— STATED TASK —
Send back the entries below exactly as they appear.

[start INPUT ROWS]

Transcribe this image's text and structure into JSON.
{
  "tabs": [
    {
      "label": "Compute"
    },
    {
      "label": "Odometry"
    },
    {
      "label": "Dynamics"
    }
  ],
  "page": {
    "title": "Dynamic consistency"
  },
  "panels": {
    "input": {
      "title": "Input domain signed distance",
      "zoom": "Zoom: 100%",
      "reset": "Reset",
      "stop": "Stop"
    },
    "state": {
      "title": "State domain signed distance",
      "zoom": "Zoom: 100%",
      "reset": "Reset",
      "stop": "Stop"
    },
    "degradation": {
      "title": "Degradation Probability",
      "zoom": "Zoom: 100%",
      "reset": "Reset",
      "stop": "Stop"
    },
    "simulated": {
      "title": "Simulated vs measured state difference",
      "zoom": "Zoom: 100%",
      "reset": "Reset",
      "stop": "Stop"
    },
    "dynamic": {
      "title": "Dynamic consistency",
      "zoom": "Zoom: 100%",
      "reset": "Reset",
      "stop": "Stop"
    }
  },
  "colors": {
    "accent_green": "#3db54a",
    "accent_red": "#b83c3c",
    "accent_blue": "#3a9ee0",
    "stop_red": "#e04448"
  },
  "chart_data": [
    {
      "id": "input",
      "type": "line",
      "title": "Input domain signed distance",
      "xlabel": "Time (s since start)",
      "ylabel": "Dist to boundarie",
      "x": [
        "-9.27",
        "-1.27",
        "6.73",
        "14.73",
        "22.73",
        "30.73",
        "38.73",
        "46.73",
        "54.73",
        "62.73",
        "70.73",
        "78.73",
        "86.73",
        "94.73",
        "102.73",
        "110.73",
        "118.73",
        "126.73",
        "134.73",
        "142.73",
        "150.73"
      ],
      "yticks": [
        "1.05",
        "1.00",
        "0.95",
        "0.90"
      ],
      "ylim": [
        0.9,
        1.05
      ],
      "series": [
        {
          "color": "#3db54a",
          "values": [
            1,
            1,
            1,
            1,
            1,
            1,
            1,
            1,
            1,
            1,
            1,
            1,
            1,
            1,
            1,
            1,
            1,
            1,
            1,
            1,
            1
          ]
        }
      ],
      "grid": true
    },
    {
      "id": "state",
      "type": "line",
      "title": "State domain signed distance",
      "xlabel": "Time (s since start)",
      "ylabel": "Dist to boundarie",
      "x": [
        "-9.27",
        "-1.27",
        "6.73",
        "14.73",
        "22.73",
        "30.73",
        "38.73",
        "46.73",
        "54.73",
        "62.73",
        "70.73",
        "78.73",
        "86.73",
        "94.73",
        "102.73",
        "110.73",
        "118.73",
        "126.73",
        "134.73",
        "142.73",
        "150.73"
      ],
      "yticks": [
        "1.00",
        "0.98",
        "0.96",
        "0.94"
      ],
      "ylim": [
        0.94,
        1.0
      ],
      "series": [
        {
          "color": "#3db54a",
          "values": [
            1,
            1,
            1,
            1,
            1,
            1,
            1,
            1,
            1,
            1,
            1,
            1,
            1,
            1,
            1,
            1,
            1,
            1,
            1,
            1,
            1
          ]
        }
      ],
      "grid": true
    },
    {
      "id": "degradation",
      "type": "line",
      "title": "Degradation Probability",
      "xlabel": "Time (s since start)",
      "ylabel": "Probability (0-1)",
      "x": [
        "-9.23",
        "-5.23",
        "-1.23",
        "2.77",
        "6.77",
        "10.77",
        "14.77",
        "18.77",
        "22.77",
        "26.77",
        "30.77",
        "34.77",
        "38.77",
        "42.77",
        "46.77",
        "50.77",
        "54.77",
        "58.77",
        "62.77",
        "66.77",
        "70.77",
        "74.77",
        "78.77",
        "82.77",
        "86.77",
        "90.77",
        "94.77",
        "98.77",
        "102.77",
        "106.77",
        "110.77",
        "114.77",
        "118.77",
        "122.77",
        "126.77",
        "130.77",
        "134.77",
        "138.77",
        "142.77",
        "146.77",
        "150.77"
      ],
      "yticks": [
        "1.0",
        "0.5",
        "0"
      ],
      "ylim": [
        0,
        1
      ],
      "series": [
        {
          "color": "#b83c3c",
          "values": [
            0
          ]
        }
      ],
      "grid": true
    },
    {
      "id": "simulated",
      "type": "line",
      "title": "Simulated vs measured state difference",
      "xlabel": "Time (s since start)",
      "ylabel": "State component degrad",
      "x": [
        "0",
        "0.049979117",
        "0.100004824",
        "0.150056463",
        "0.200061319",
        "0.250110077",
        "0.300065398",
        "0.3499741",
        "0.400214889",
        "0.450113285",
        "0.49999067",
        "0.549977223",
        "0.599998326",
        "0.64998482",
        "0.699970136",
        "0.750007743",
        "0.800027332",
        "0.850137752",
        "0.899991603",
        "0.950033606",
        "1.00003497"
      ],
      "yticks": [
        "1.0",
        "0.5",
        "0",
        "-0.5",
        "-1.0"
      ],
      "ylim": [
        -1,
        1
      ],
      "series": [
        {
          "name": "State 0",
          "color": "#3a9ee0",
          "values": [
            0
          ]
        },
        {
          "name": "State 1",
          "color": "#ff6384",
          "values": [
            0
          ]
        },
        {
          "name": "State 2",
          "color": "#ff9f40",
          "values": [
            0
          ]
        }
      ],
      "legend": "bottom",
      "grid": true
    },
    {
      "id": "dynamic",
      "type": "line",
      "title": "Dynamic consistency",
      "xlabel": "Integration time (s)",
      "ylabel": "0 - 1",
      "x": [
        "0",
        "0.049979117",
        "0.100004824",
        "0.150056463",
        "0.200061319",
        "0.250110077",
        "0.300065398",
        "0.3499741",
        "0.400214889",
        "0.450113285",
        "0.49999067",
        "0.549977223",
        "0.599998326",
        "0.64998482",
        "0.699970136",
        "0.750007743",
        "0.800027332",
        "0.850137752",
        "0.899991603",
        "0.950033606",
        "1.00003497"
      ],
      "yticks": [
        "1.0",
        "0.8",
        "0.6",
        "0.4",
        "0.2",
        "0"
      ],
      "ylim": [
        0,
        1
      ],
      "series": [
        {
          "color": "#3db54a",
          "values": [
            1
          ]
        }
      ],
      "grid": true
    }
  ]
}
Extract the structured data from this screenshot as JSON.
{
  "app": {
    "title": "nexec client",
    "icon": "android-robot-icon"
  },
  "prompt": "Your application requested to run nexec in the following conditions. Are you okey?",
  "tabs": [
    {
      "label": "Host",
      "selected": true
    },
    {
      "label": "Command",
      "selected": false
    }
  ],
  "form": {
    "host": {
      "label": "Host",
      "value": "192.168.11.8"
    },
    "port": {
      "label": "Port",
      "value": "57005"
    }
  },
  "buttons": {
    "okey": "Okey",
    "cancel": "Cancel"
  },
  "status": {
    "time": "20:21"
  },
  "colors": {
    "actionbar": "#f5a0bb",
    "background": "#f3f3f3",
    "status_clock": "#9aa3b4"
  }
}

[end INPUT ROWS]

— CORRECT RESPONSE —
Transcribe this image's text and structure into JSON.
{
  "tabs": [
    {
      "label": "Compute"
    },
    {
      "label": "Odometry"
    },
    {
      "label": "Dynamics"
    }
  ],
  "page": {
    "title": "Dynamic consistency"
  },
  "panels": {
    "input": {
      "title": "Input domain signed distance",
      "zoom": "Zoom: 100%",
      "reset": "Reset",
      "stop": "Stop"
    },
    "state": {
      "title": "State domain signed distance",
      "zoom": "Zoom: 100%",
      "reset": "Reset",
      "stop": "Stop"
    },
    "degradation": {
      "title": "Degradation Probability",
      "zoom": "Zoom: 100%",
      "reset": "Reset",
      "stop": "Stop"
    },
    "simulated": {
      "title": "Simulated vs measured state difference",
      "zoom": "Zoom: 100%",
      "reset": "Reset",
      "stop": "Stop"
    },
    "dynamic": {
      "title": "Dynamic consistency",
      "zoom": "Zoom: 100%",
      "reset": "Reset",
      "stop": "Stop"
    }
  },
  "colors": {
    "accent_green": "#3db54a",
    "accent_red": "#b83c3c",
    "accent_blue": "#3a9ee0",
    "stop_red": "#e04448"
  },
  "chart_data": [
    {
      "id": "input",
      "type": "line",
      "title": "Input domain signed distance",
      "xlabel": "Time (s since start)",
      "ylabel": "Dist to boundarie",
      "x": [
        "-9.27",
        "-1.27",
        "6.73",
        "14.73",
        "22.73",
        "30.73",
        "38.73",
        "46.73",
        "54.73",
        "62.73",
        "70.73",
        "78.73",
        "86.73",
        "94.73",
        "102.73",
        "110.73",
        "118.73",
        "126.73",
        "134.73",
        "142.73",
        "150.73"
      ],
      "yticks": [
        "1.05",
        "1.00",
        "0.95",
        "0.90"
      ],
      "ylim": [
        0.9,
        1.05
      ],
      "series": [
        {
          "color": "#3db54a",
          "values": [
            1,
            1,
            1,
            1,
            1,
            1,
            1,
            1,
            1,
            1,
            1,
            1,
            1,
            1,
            1,
            1,
            1,
            1,
            1,
            1,
            1
          ]
        }
      ],
      "grid": true
    },
    {
      "id": "state",
      "type": "line",
      "title": "State domain signed distance",
      "xlabel": "Time (s since start)",
      "ylabel": "Dist to boundarie",
      "x": [
        "-9.27",
        "-1.27",
        "6.73",
        "14.73",
        "22.73",
        "30.73",
        "38.73",
        "46.73",
        "54.73",
        "62.73",
        "70.73",
        "78.73",
        "86.73",
        "94.73",
        "102.73",
        "110.73",
        "118.73",
        "126.73",
        "134.73",
        "142.73",
        "150.73"
      ],
      "yticks": [
        "1.00",
        "0.98",
        "0.96",
        "0.94"
      ],
      "ylim": [
        0.94,
        1.0
      ],
      "series": [
        {
          "color": "#3db54a",
          "values": [
            1,
            1,
            1,
            1,
            1,
            1,
            1,
            1,
            1,
            1,
            1,
            1,
            1,
            1,
            1,
            1,
            1,
            1,
            1,
            1,
            1
          ]
        }
      ],
      "grid": true
    },
    {
      "id": "degradation",
      "type": "line",
      "title": "Degradation Probability",
      "xlabel": "Time (s since start)",
      "ylabel": "Probability (0-1)",
      "x": [
        "-9.23",
        "-5.23",
        "-1.23",
        "2.77",
        "6.77",
        "10.77",
        "14.77",
        "18.77",
        "22.77",
        "26.77",
        "30.77",
        "34.77",
        "38.77",
        "42.77",
        "46.77",
        "50.77",
        "54.77",
        "58.77",
        "62.77",
        "66.77",
        "70.77",
        "74.77",
        "78.77",
        "82.77",
        "86.77",
        "90.77",
        "94.77",
        "98.77",
        "102.77",
        "106.77",
        "110.77",
        "114.77",
        "118.77",
        "122.77",
        "126.77",
        "130.77",
        "134.77",
        "138.77",
        "142.77",
        "146.77",
        "150.77"
      ],
      "yticks": [
        "1.0",
        "0.5",
        "0"
      ],
      "ylim": [
        0,
        1
      ],
      "series": [
        {
          "color": "#b83c3c",
          "values": [
            0
          ]
        }
      ],
      "grid": true
    },
    {
      "id": "simulated",
      "type": "line",
      "title": "Simulated vs measured state difference",
      "xlabel": "Time (s since start)",
      "ylabel": "State component degrad",
      "x": [
        "0",
        "0.049979117",
        "0.100004824",
        "0.150056463",
        "0.200061319",
        "0.250110077",
        "0.300065398",
        "0.3499741",
        "0.400214889",
        "0.450113285",
        "0.49999067",
        "0.549977223",
        "0.599998326",
        "0.64998482",
        "0.699970136",
        "0.750007743",
        "0.800027332",
        "0.850137752",
        "0.899991603",
        "0.950033606",
        "1.00003497"
      ],
      "yticks": [
        "1.0",
        "0.5",
        "0",
        "-0.5",
        "-1.0"
      ],
      "ylim": [
        -1,
        1
      ],
      "series": [
        {
          "name": "State 0",
          "color": "#3a9ee0",
          "values": [
            0
          ]
        },
        {
          "name": "State 1",
          "color": "#ff6384",
          "values": [
            0
          ]
        },
        {
          "name": "State 2",
          "color": "#ff9f40",
          "values": [
            0
          ]
        }
      ],
      "legend": "bottom",
      "grid": true
    },
    {
      "id": "dynamic",
      "type": "line",
      "title": "Dynamic consistency",
      "xlabel": "Integration time (s)",
      "ylabel": "0 - 1",
      "x": [
        "0",
        "0.049979117",
        "0.100004824",
        "0.150056463",
        "0.200061319",
        "0.250110077",
        "0.300065398",
        "0.3499741",
        "0.400214889",
        "0.450113285",
        "0.49999067",
        "0.549977223",
        "0.599998326",
        "0.64998482",
        "0.699970136",
        "0.750007743",
        "0.800027332",
        "0.850137752",
        "0.899991603",
        "0.950033606",
        "1.00003497"
      ],
      "yticks": [
        "1.0",
        "0.8",
        "0.6",
        "0.4",
        "0.2",
        "0"
      ],
      "ylim": [
        0,
        1
      ],
      "series": [
        {
          "color": "#3db54a",
          "values": [
            1
          ]
        }
      ],
      "grid": true
    }
  ]
}
Extract the structured data from this screenshot as JSON.
{
  "app": {
    "title": "nexec client",
    "icon": "android-robot-icon"
  },
  "prompt": "Your application requested to run nexec in the following conditions. Are you okey?",
  "tabs": [
    {
      "label": "Host",
      "selected": true
    },
    {
      "label": "Command",
      "selected": false
    }
  ],
  "form": {
    "host": {
      "label": "Host",
      "value": "192.168.11.8"
    },
    "port": {
      "label": "Port",
      "value": "57005"
    }
  },
  "buttons": {
    "okey": "Okey",
    "cancel": "Cancel"
  },
  "status": {
    "time": "20:21"
  },
  "colors": {
    "actionbar": "#f5a0bb",
    "background": "#f3f3f3",
    "status_clock": "#9aa3b4"
  }
}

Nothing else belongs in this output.